(THE EXERCISE): Return the entries below in their exact form, leaving the pictures out.

(SOURCE RECORDS):

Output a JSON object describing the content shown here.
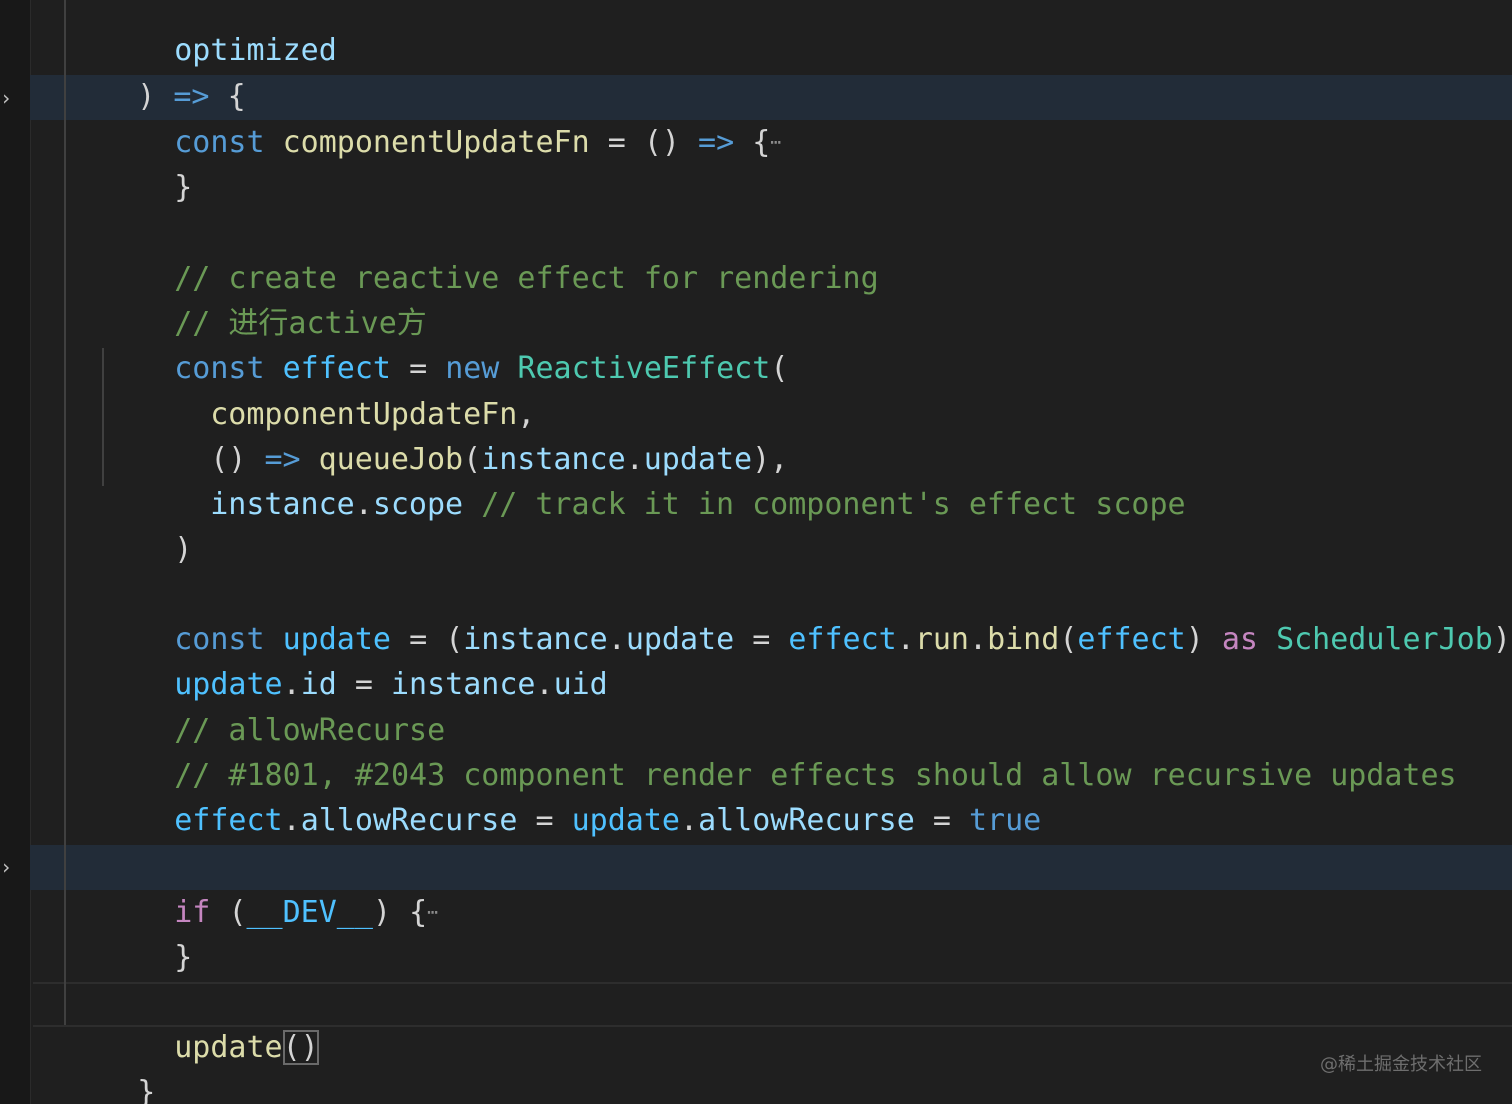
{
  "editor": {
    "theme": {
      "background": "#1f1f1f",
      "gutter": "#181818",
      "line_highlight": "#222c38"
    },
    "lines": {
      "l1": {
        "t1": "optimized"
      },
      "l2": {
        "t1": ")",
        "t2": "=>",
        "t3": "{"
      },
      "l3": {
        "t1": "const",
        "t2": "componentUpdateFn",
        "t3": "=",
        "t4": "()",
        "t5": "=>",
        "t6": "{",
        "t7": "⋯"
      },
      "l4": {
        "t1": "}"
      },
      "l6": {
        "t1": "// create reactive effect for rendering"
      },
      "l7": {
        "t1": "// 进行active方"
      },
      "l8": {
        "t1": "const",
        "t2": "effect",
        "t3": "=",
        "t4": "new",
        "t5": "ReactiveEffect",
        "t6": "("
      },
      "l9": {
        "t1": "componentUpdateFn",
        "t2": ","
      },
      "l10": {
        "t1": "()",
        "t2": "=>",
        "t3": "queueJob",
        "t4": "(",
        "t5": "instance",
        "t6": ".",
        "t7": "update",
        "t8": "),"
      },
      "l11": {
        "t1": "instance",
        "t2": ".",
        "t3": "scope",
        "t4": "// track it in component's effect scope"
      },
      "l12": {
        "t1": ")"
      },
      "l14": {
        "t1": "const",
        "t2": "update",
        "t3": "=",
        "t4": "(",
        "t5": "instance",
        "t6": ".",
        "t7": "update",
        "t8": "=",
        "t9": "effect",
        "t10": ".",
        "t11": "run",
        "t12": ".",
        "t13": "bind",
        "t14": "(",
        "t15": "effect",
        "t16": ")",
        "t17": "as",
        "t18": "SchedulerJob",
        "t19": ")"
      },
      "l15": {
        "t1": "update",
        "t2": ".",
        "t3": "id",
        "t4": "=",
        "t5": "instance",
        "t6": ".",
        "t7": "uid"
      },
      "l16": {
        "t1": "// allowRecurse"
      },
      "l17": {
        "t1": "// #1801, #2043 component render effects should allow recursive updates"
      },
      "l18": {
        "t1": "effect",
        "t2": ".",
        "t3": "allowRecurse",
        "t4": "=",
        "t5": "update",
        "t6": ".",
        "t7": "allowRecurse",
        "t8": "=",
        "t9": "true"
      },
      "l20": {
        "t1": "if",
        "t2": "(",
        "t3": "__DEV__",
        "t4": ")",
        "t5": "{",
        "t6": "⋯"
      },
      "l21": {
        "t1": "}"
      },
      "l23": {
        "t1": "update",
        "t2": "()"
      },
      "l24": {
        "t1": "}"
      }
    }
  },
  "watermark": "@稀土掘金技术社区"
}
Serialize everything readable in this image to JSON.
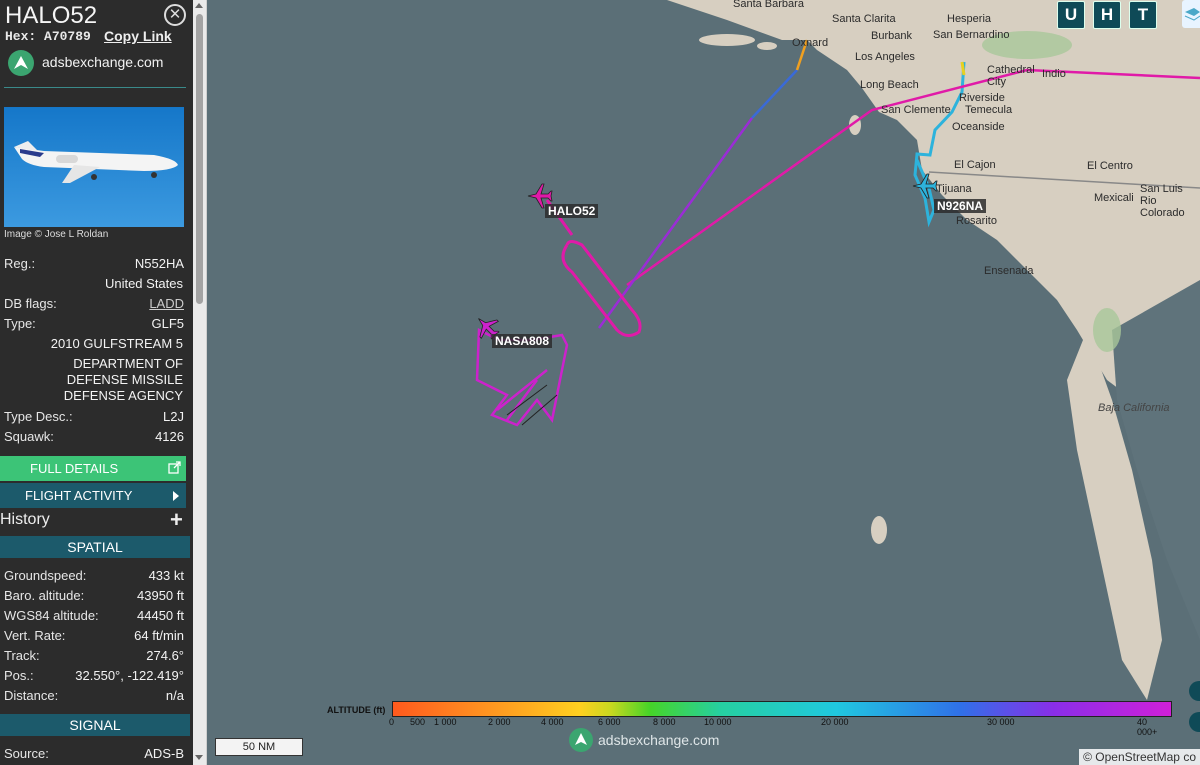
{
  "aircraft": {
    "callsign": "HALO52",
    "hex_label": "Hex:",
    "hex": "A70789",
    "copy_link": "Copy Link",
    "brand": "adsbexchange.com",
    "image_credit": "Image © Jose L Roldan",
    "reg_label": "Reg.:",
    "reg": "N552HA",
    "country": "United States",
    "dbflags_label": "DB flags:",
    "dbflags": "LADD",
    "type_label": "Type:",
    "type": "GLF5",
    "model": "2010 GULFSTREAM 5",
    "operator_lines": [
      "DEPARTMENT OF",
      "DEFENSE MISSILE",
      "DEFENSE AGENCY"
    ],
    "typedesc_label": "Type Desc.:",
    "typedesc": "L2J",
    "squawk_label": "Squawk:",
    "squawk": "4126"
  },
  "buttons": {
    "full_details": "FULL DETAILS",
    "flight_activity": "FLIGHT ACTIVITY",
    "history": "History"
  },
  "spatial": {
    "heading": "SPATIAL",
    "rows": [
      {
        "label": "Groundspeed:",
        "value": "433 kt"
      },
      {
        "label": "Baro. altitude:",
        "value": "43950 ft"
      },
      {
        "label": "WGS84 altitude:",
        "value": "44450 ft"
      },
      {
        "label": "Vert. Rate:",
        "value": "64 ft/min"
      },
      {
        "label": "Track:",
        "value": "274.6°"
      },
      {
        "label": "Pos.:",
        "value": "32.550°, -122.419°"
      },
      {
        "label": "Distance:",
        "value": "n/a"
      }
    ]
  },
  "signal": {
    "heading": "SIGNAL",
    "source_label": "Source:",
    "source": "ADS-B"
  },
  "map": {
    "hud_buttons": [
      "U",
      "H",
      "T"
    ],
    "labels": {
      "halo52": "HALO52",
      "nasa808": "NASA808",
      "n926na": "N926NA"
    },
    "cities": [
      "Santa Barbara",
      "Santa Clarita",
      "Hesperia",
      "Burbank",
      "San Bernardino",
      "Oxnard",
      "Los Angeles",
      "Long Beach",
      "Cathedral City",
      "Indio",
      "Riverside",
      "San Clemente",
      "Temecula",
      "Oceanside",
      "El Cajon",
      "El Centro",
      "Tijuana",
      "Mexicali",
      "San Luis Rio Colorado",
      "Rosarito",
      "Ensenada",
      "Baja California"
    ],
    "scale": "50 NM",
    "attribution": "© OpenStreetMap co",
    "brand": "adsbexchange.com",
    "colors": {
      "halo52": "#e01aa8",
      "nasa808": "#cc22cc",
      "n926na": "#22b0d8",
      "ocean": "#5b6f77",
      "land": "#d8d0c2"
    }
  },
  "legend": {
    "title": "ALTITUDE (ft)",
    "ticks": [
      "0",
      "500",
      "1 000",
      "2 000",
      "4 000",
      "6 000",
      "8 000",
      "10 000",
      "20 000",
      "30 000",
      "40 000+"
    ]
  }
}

(COMPLETED EXERCISE):
Output a JSON object describing the content shown here.
{
  "editor": {
    "theme": {
      "background": "#1f1f1f",
      "gutter": "#181818",
      "line_highlight": "#222c38"
    },
    "lines": {
      "l1": {
        "t1": "optimized"
      },
      "l2": {
        "t1": ")",
        "t2": "=>",
        "t3": "{"
      },
      "l3": {
        "t1": "const",
        "t2": "componentUpdateFn",
        "t3": "=",
        "t4": "()",
        "t5": "=>",
        "t6": "{",
        "t7": "⋯"
      },
      "l4": {
        "t1": "}"
      },
      "l6": {
        "t1": "// create reactive effect for rendering"
      },
      "l7": {
        "t1": "// 进行active方"
      },
      "l8": {
        "t1": "const",
        "t2": "effect",
        "t3": "=",
        "t4": "new",
        "t5": "ReactiveEffect",
        "t6": "("
      },
      "l9": {
        "t1": "componentUpdateFn",
        "t2": ","
      },
      "l10": {
        "t1": "()",
        "t2": "=>",
        "t3": "queueJob",
        "t4": "(",
        "t5": "instance",
        "t6": ".",
        "t7": "update",
        "t8": "),"
      },
      "l11": {
        "t1": "instance",
        "t2": ".",
        "t3": "scope",
        "t4": "// track it in component's effect scope"
      },
      "l12": {
        "t1": ")"
      },
      "l14": {
        "t1": "const",
        "t2": "update",
        "t3": "=",
        "t4": "(",
        "t5": "instance",
        "t6": ".",
        "t7": "update",
        "t8": "=",
        "t9": "effect",
        "t10": ".",
        "t11": "run",
        "t12": ".",
        "t13": "bind",
        "t14": "(",
        "t15": "effect",
        "t16": ")",
        "t17": "as",
        "t18": "SchedulerJob",
        "t19": ")"
      },
      "l15": {
        "t1": "update",
        "t2": ".",
        "t3": "id",
        "t4": "=",
        "t5": "instance",
        "t6": ".",
        "t7": "uid"
      },
      "l16": {
        "t1": "// allowRecurse"
      },
      "l17": {
        "t1": "// #1801, #2043 component render effects should allow recursive updates"
      },
      "l18": {
        "t1": "effect",
        "t2": ".",
        "t3": "allowRecurse",
        "t4": "=",
        "t5": "update",
        "t6": ".",
        "t7": "allowRecurse",
        "t8": "=",
        "t9": "true"
      },
      "l20": {
        "t1": "if",
        "t2": "(",
        "t3": "__DEV__",
        "t4": ")",
        "t5": "{",
        "t6": "⋯"
      },
      "l21": {
        "t1": "}"
      },
      "l23": {
        "t1": "update",
        "t2": "()"
      },
      "l24": {
        "t1": "}"
      }
    }
  },
  "watermark": "@稀土掘金技术社区"
}
Serialize everything readable in this image to JSON.
{
  "aircraft": {
    "callsign": "HALO52",
    "hex_label": "Hex:",
    "hex": "A70789",
    "copy_link": "Copy Link",
    "brand": "adsbexchange.com",
    "image_credit": "Image © Jose L Roldan",
    "reg_label": "Reg.:",
    "reg": "N552HA",
    "country": "United States",
    "dbflags_label": "DB flags:",
    "dbflags": "LADD",
    "type_label": "Type:",
    "type": "GLF5",
    "model": "2010 GULFSTREAM 5",
    "operator_lines": [
      "DEPARTMENT OF",
      "DEFENSE MISSILE",
      "DEFENSE AGENCY"
    ],
    "typedesc_label": "Type Desc.:",
    "typedesc": "L2J",
    "squawk_label": "Squawk:",
    "squawk": "4126"
  },
  "buttons": {
    "full_details": "FULL DETAILS",
    "flight_activity": "FLIGHT ACTIVITY",
    "history": "History"
  },
  "spatial": {
    "heading": "SPATIAL",
    "rows": [
      {
        "label": "Groundspeed:",
        "value": "433 kt"
      },
      {
        "label": "Baro. altitude:",
        "value": "43950 ft"
      },
      {
        "label": "WGS84 altitude:",
        "value": "44450 ft"
      },
      {
        "label": "Vert. Rate:",
        "value": "64 ft/min"
      },
      {
        "label": "Track:",
        "value": "274.6°"
      },
      {
        "label": "Pos.:",
        "value": "32.550°, -122.419°"
      },
      {
        "label": "Distance:",
        "value": "n/a"
      }
    ]
  },
  "signal": {
    "heading": "SIGNAL",
    "source_label": "Source:",
    "source": "ADS-B"
  },
  "map": {
    "hud_buttons": [
      "U",
      "H",
      "T"
    ],
    "labels": {
      "halo52": "HALO52",
      "nasa808": "NASA808",
      "n926na": "N926NA"
    },
    "cities": [
      "Santa Barbara",
      "Santa Clarita",
      "Hesperia",
      "Burbank",
      "San Bernardino",
      "Oxnard",
      "Los Angeles",
      "Long Beach",
      "Cathedral City",
      "Indio",
      "Riverside",
      "San Clemente",
      "Temecula",
      "Oceanside",
      "El Cajon",
      "El Centro",
      "Tijuana",
      "Mexicali",
      "San Luis Rio Colorado",
      "Rosarito",
      "Ensenada",
      "Baja California"
    ],
    "scale": "50 NM",
    "attribution": "© OpenStreetMap co",
    "brand": "adsbexchange.com",
    "colors": {
      "halo52": "#e01aa8",
      "nasa808": "#cc22cc",
      "n926na": "#22b0d8",
      "ocean": "#5b6f77",
      "land": "#d8d0c2"
    }
  },
  "legend": {
    "title": "ALTITUDE (ft)",
    "ticks": [
      "0",
      "500",
      "1 000",
      "2 000",
      "4 000",
      "6 000",
      "8 000",
      "10 000",
      "20 000",
      "30 000",
      "40 000+"
    ]
  }
}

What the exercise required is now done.